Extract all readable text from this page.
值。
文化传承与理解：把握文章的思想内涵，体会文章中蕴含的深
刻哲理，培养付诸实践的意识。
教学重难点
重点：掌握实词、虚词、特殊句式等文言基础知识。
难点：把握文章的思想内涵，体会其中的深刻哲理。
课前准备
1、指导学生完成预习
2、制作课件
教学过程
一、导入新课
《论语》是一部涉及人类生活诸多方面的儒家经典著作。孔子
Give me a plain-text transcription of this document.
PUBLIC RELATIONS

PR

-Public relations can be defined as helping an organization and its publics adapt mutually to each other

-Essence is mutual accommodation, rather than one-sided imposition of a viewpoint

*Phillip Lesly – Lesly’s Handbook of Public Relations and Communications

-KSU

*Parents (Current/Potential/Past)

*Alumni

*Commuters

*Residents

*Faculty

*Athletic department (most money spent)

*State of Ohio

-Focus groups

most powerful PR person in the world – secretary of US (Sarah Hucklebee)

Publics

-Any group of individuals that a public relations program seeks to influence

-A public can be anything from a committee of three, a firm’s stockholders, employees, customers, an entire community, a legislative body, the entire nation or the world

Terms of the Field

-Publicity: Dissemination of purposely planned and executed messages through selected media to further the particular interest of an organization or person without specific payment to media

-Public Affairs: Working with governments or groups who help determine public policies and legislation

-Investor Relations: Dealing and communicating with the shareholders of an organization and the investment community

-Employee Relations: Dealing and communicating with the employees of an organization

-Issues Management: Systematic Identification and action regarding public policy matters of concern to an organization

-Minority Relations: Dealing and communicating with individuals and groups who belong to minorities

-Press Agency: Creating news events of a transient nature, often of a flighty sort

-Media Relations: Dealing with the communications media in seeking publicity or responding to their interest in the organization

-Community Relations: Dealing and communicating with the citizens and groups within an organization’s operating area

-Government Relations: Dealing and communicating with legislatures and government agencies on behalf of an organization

* * * * * * * * *

(WHAT IS NEEDED): Write out every line from the records above, word for word.

(RESPONSE TO THE TASK):
Extract all readable text from this page.
值。
文化传承与理解：把握文章的思想内涵，体会文章中蕴含的深
刻哲理，培养付诸实践的意识。
教学重难点
重点：掌握实词、虚词、特殊句式等文言基础知识。
难点：把握文章的思想内涵，体会其中的深刻哲理。
课前准备
1、指导学生完成预习
2、制作课件
教学过程
一、导入新课
《论语》是一部涉及人类生活诸多方面的儒家经典著作。孔子
Give me a plain-text transcription of this document.
PUBLIC RELATIONS

PR

-Public relations can be defined as helping an organization and its publics adapt mutually to each other

-Essence is mutual accommodation, rather than one-sided imposition of a viewpoint

*Phillip Lesly – Lesly’s Handbook of Public Relations and Communications

-KSU

*Parents (Current/Potential/Past)

*Alumni

*Commuters

*Residents

*Faculty

*Athletic department (most money spent)

*State of Ohio

-Focus groups

most powerful PR person in the world – secretary of US (Sarah Hucklebee)

Publics

-Any group of individuals that a public relations program seeks to influence

-A public can be anything from a committee of three, a firm’s stockholders, employees, customers, an entire community, a legislative body, the entire nation or the world

Terms of the Field

-Publicity: Dissemination of purposely planned and executed messages through selected media to further the particular interest of an organization or person without specific payment to media

-Public Affairs: Working with governments or groups who help determine public policies and legislation

-Investor Relations: Dealing and communicating with the shareholders of an organization and the investment community

-Employee Relations: Dealing and communicating with the employees of an organization

-Issues Management: Systematic Identification and action regarding public policy matters of concern to an organization

-Minority Relations: Dealing and communicating with individuals and groups who belong to minorities

-Press Agency: Creating news events of a transient nature, often of a flighty sort

-Media Relations: Dealing with the communications media in seeking publicity or responding to their interest in the organization

-Community Relations: Dealing and communicating with the citizens and groups within an organization’s operating area

-Government Relations: Dealing and communicating with legislatures and government agencies on behalf of an organization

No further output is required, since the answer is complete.